__EXCERPTED RECORDS__:
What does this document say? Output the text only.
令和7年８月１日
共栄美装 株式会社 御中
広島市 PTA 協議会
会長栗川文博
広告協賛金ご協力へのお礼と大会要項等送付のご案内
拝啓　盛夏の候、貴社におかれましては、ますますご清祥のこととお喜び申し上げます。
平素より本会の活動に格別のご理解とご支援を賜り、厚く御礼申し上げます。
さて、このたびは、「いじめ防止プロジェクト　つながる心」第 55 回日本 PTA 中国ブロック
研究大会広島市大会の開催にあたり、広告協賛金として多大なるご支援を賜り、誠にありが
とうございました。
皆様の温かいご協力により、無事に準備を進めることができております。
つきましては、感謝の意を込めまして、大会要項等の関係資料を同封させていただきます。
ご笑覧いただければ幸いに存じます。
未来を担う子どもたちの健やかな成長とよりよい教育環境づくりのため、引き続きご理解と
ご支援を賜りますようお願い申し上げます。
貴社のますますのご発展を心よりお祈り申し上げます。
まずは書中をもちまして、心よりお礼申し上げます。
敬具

__YOUR OBJECTIVE__: Return the full listing, character for character.

__THE RESULT__:
What does this document say? Output the text only.
令和7年８月１日
共栄美装 株式会社 御中
広島市 PTA 協議会
会長栗川文博
広告協賛金ご協力へのお礼と大会要項等送付のご案内
拝啓　盛夏の候、貴社におかれましては、ますますご清祥のこととお喜び申し上げます。
平素より本会の活動に格別のご理解とご支援を賜り、厚く御礼申し上げます。
さて、このたびは、「いじめ防止プロジェクト　つながる心」第 55 回日本 PTA 中国ブロック
研究大会広島市大会の開催にあたり、広告協賛金として多大なるご支援を賜り、誠にありが
とうございました。
皆様の温かいご協力により、無事に準備を進めることができております。
つきましては、感謝の意を込めまして、大会要項等の関係資料を同封させていただきます。
ご笑覧いただければ幸いに存じます。
未来を担う子どもたちの健やかな成長とよりよい教育環境づくりのため、引き続きご理解と
ご支援を賜りますようお願い申し上げます。
貴社のますますのご発展を心よりお祈り申し上げます。
まずは書中をもちまして、心よりお礼申し上げます。
敬具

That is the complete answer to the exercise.